## Instruction
Render every line of the records below as a Markdown table with two columns, Row and Line. Number the rows in order and leave out blank lines.

[Part of a data file]

>> BEGIN

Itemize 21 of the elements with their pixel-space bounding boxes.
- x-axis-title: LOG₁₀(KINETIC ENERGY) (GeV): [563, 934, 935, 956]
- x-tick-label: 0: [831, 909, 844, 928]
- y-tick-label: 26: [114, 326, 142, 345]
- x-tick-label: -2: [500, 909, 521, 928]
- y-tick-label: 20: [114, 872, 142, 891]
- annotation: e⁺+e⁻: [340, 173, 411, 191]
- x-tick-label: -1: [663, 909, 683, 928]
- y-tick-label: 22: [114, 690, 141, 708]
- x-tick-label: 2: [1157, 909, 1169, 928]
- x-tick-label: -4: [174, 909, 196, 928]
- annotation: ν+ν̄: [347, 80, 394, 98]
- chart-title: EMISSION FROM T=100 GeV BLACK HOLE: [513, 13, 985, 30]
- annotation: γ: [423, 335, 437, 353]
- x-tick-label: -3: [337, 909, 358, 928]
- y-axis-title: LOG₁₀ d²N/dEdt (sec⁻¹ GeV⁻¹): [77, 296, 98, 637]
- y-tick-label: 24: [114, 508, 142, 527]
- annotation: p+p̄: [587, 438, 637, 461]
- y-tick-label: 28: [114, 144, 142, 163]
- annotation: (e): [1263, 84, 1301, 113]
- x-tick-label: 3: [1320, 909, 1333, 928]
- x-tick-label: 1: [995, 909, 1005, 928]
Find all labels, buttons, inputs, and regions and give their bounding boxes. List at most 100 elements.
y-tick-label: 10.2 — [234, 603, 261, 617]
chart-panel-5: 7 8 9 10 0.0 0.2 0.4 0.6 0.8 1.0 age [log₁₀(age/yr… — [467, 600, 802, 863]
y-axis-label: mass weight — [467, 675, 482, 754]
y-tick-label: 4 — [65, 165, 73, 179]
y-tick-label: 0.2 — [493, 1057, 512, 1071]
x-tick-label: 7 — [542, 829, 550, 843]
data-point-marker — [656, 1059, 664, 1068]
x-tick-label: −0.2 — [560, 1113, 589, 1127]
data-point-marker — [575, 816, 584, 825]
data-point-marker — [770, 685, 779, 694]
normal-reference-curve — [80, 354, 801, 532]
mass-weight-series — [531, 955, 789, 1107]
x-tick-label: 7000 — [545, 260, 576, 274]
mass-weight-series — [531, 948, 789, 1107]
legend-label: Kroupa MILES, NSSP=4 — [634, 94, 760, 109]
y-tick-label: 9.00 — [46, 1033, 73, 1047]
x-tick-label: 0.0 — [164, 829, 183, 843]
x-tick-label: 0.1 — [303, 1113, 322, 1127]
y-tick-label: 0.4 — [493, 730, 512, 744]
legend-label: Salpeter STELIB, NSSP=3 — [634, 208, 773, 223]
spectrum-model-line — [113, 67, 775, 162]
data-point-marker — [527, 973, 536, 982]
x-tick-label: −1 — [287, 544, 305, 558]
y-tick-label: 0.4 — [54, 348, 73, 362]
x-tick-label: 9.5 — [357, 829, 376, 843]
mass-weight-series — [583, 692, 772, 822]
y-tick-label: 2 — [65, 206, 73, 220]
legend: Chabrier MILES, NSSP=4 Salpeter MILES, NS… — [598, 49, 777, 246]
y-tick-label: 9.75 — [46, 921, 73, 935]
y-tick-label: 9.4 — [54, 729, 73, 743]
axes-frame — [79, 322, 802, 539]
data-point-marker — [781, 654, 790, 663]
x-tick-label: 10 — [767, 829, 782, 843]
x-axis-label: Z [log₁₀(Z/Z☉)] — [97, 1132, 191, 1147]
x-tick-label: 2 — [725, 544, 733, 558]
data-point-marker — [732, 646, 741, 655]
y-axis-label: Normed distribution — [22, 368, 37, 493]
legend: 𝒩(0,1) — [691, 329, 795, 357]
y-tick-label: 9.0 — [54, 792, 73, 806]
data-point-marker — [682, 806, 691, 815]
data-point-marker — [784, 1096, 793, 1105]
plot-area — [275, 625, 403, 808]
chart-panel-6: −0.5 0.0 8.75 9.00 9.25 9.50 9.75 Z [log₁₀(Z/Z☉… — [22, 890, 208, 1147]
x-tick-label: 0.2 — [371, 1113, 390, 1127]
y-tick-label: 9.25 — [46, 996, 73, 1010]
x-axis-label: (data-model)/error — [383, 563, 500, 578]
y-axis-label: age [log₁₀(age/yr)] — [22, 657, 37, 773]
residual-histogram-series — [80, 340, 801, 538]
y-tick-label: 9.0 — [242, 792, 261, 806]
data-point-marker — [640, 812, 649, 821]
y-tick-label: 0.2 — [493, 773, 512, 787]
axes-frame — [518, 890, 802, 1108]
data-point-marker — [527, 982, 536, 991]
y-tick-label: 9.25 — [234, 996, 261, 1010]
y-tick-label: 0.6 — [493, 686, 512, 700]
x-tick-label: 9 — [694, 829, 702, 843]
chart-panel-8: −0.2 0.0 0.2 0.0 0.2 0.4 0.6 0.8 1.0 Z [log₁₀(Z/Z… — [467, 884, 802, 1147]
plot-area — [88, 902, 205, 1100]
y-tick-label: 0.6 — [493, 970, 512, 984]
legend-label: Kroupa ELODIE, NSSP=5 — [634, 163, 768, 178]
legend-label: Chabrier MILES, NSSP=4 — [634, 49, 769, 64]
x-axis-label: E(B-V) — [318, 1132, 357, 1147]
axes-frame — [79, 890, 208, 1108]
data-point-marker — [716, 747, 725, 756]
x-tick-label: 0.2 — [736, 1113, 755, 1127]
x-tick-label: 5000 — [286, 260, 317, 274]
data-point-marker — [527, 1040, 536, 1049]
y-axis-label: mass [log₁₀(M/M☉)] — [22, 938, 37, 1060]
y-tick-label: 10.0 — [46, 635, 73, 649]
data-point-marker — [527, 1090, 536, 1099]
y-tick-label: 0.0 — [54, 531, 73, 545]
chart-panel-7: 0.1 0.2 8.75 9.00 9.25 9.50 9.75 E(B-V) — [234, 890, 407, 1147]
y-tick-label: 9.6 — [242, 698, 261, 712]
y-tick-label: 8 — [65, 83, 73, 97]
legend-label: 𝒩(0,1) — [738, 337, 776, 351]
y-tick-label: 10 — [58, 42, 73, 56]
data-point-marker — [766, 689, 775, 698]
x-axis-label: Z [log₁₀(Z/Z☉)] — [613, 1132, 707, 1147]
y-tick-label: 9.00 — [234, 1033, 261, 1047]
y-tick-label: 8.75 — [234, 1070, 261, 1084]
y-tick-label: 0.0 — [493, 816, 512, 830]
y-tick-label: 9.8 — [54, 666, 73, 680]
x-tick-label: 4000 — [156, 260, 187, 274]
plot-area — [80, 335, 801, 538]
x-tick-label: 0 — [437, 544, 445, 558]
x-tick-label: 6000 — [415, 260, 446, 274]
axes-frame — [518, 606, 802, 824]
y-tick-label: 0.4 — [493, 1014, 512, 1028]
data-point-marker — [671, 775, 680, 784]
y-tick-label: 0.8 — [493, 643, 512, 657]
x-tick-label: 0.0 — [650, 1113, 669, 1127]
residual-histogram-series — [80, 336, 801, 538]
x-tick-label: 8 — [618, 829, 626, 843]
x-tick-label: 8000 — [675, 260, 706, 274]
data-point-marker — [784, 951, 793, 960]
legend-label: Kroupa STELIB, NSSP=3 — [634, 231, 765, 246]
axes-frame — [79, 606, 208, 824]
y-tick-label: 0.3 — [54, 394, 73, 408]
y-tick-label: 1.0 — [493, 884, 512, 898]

>> END

## In response
| Row | Line |
|---|---|
| 1 | Itemize 21 of the elements with their pixel-space bounding boxes. |
| 2 | - x-axis-title: LOG₁₀(KINETIC ENERGY) (GeV): [563, 934, 935, 956] |
| 3 | - x-tick-label: 0: [831, 909, 844, 928] |
| 4 | - y-tick-label: 26: [114, 326, 142, 345] |
| 5 | - x-tick-label: -2: [500, 909, 521, 928] |
| 6 | - y-tick-label: 20: [114, 872, 142, 891] |
| 7 | - annotation: e⁺+e⁻: [340, 173, 411, 191] |
| 8 | - x-tick-label: -1: [663, 909, 683, 928] |
| 9 | - y-tick-label: 22: [114, 690, 141, 708] |
| 10 | - x-tick-label: 2: [1157, 909, 1169, 928] |
| 11 | - x-tick-label: -4: [174, 909, 196, 928] |
| 12 | - annotation: ν+ν̄: [347, 80, 394, 98] |
| 13 | - chart-title: EMISSION FROM T=100 GeV BLACK HOLE: [513, 13, 985, 30] |
| 14 | - annotation: γ: [423, 335, 437, 353] |
| 15 | - x-tick-label: -3: [337, 909, 358, 928] |
| 16 | - y-axis-title: LOG₁₀ d²N/dEdt (sec⁻¹ GeV⁻¹): [77, 296, 98, 637] |
| 17 | - y-tick-label: 24: [114, 508, 142, 527] |
| 18 | - annotation: p+p̄: [587, 438, 637, 461] |
| 19 | - y-tick-label: 28: [114, 144, 142, 163] |
| 20 | - annotation: (e): [1263, 84, 1301, 113] |
| 21 | - x-tick-label: 3: [1320, 909, 1333, 928] |
| 22 | - x-tick-label: 1: [995, 909, 1005, 928] |
| 23 | Find all labels, buttons, inputs, and regions and give their bounding boxes. List at most 100 elements. |
| 24 | y-tick-label: 10.2 — [234, 603, 261, 617] |
| 25 | chart-panel-5: 7 8 9 10 0.0 0.2 0.4 0.6 0.8 1.0 age [log₁₀(age/yr… — [467, 600, 802, 863] |
| 26 | y-axis-label: mass weight — [467, 675, 482, 754] |
| 27 | y-tick-label: 4 — [65, 165, 73, 179] |
| 28 | y-tick-label: 0.2 — [493, 1057, 512, 1071] |
| 29 | x-tick-label: 7 — [542, 829, 550, 843] |
| 30 | data-point-marker — [656, 1059, 664, 1068] |
| 31 | x-tick-label: −0.2 — [560, 1113, 589, 1127] |
| 32 | data-point-marker — [575, 816, 584, 825] |
| 33 | data-point-marker — [770, 685, 779, 694] |
| 34 | normal-reference-curve — [80, 354, 801, 532] |
| 35 | mass-weight-series — [531, 955, 789, 1107] |
| 36 | x-tick-label: 7000 — [545, 260, 576, 274] |
| 37 | mass-weight-series — [531, 948, 789, 1107] |
| 38 | legend-label: Kroupa MILES, NSSP=4 — [634, 94, 760, 109] |
| 39 | y-tick-label: 9.00 — [46, 1033, 73, 1047] |
| 40 | x-tick-label: 0.0 — [164, 829, 183, 843] |
| 41 | x-tick-label: 0.1 — [303, 1113, 322, 1127] |
| 42 | y-tick-label: 0.4 — [493, 730, 512, 744] |
| 43 | legend-label: Salpeter STELIB, NSSP=3 — [634, 208, 773, 223] |
| 44 | spectrum-model-line — [113, 67, 775, 162] |
| 45 | data-point-marker — [527, 973, 536, 982] |
| 46 | x-tick-label: −1 — [287, 544, 305, 558] |
| 47 | y-tick-label: 0.4 — [54, 348, 73, 362] |
| 48 | x-tick-label: 9.5 — [357, 829, 376, 843] |
| 49 | mass-weight-series — [583, 692, 772, 822] |
| 50 | y-tick-label: 2 — [65, 206, 73, 220] |
| 51 | legend: Chabrier MILES, NSSP=4 Salpeter MILES, NS… — [598, 49, 777, 246] |
| 52 | y-tick-label: 9.75 — [46, 921, 73, 935] |
| 53 | y-tick-label: 9.4 — [54, 729, 73, 743] |
| 54 | axes-frame — [79, 322, 802, 539] |
| 55 | data-point-marker — [781, 654, 790, 663] |
| 56 | x-tick-label: 10 — [767, 829, 782, 843] |
| 57 | x-axis-label: Z [log₁₀(Z/Z☉)] — [97, 1132, 191, 1147] |
| 58 | x-tick-label: 2 — [725, 544, 733, 558] |
| 59 | data-point-marker — [732, 646, 741, 655] |
| 60 | y-axis-label: Normed distribution — [22, 368, 37, 493] |
| 61 | legend: 𝒩(0,1) — [691, 329, 795, 357] |
| 62 | y-tick-label: 9.0 — [54, 792, 73, 806] |
| 63 | data-point-marker — [682, 806, 691, 815] |
| 64 | data-point-marker — [784, 1096, 793, 1105] |
| 65 | plot-area — [275, 625, 403, 808] |
| 66 | chart-panel-6: −0.5 0.0 8.75 9.00 9.25 9.50 9.75 Z [log₁₀(Z/Z☉… — [22, 890, 208, 1147] |
| 67 | x-tick-label: 0.2 — [371, 1113, 390, 1127] |
| 68 | y-tick-label: 9.25 — [46, 996, 73, 1010] |
| 69 | x-axis-label: (data-model)/error — [383, 563, 500, 578] |
| 70 | y-axis-label: age [log₁₀(age/yr)] — [22, 657, 37, 773] |
| 71 | residual-histogram-series — [80, 340, 801, 538] |
| 72 | y-tick-label: 9.0 — [242, 792, 261, 806] |
| 73 | data-point-marker — [640, 812, 649, 821] |
| 74 | y-tick-label: 0.2 — [493, 773, 512, 787] |
| 75 | axes-frame — [518, 890, 802, 1108] |
| 76 | data-point-marker — [527, 982, 536, 991] |
| 77 | y-tick-label: 9.25 — [234, 996, 261, 1010] |
| 78 | y-tick-label: 0.6 — [493, 686, 512, 700] |
| 79 | x-tick-label: 9 — [694, 829, 702, 843] |
| 80 | chart-panel-8: −0.2 0.0 0.2 0.0 0.2 0.4 0.6 0.8 1.0 Z [log₁₀(Z/Z… — [467, 884, 802, 1147] |
| 81 | plot-area — [88, 902, 205, 1100] |
| 82 | y-tick-label: 0.6 — [493, 970, 512, 984] |
| 83 | legend-label: Kroupa ELODIE, NSSP=5 — [634, 163, 768, 178] |
| 84 | legend-label: Chabrier MILES, NSSP=4 — [634, 49, 769, 64] |
| 85 | x-axis-label: E(B-V) — [318, 1132, 357, 1147] |
| 86 | axes-frame — [79, 890, 208, 1108] |
| 87 | data-point-marker — [716, 747, 725, 756] |
| 88 | x-tick-label: 0.2 — [736, 1113, 755, 1127] |
| 89 | x-tick-label: 5000 — [286, 260, 317, 274] |
| 90 | data-point-marker — [527, 1040, 536, 1049] |
| 91 | y-axis-label: mass [log₁₀(M/M☉)] — [22, 938, 37, 1060] |
| 92 | y-tick-label: 10.0 — [46, 635, 73, 649] |
| 93 | data-point-marker — [527, 1090, 536, 1099] |
| 94 | y-tick-label: 0.0 — [54, 531, 73, 545] |
| 95 | chart-panel-7: 0.1 0.2 8.75 9.00 9.25 9.50 9.75 E(B-V) — [234, 890, 407, 1147] |
| 96 | y-tick-label: 9.6 — [242, 698, 261, 712] |
| 97 | y-tick-label: 8 — [65, 83, 73, 97] |
| 98 | legend-label: 𝒩(0,1) — [738, 337, 776, 351] |
| 99 | y-tick-label: 10 — [58, 42, 73, 56] |
| 100 | data-point-marker — [766, 689, 775, 698] |
| 101 | x-axis-label: Z [log₁₀(Z/Z☉)] — [613, 1132, 707, 1147] |
| 102 | y-tick-label: 9.00 — [234, 1033, 261, 1047] |
| 103 | y-tick-label: 8.75 — [234, 1070, 261, 1084] |
| 104 | y-tick-label: 0.0 — [493, 816, 512, 830] |
| 105 | y-tick-label: 9.8 — [54, 666, 73, 680] |
| 106 | x-tick-label: 4000 — [156, 260, 187, 274] |
| 107 | plot-area — [80, 335, 801, 538] |
| 108 | x-tick-label: 0 — [437, 544, 445, 558] |
| 109 | x-tick-label: 6000 — [415, 260, 446, 274] |
| 110 | axes-frame — [518, 606, 802, 824] |
| 111 | y-tick-label: 0.4 — [493, 1014, 512, 1028] |
| 112 | data-point-marker — [671, 775, 680, 784] |
| 113 | y-tick-label: 0.8 — [493, 643, 512, 657] |
| 114 | x-tick-label: 0.0 — [650, 1113, 669, 1127] |
| 115 | residual-histogram-series — [80, 336, 801, 538] |
| 116 | x-tick-label: 8 — [618, 829, 626, 843] |
| 117 | x-tick-label: 8000 — [675, 260, 706, 274] |
| 118 | data-point-marker — [784, 951, 793, 960] |
| 119 | legend-label: Kroupa STELIB, NSSP=3 — [634, 231, 765, 246] |
| 120 | axes-frame — [79, 606, 208, 824] |
| 121 | y-tick-label: 0.3 — [54, 394, 73, 408] |
| 122 | y-tick-label: 1.0 — [493, 884, 512, 898] |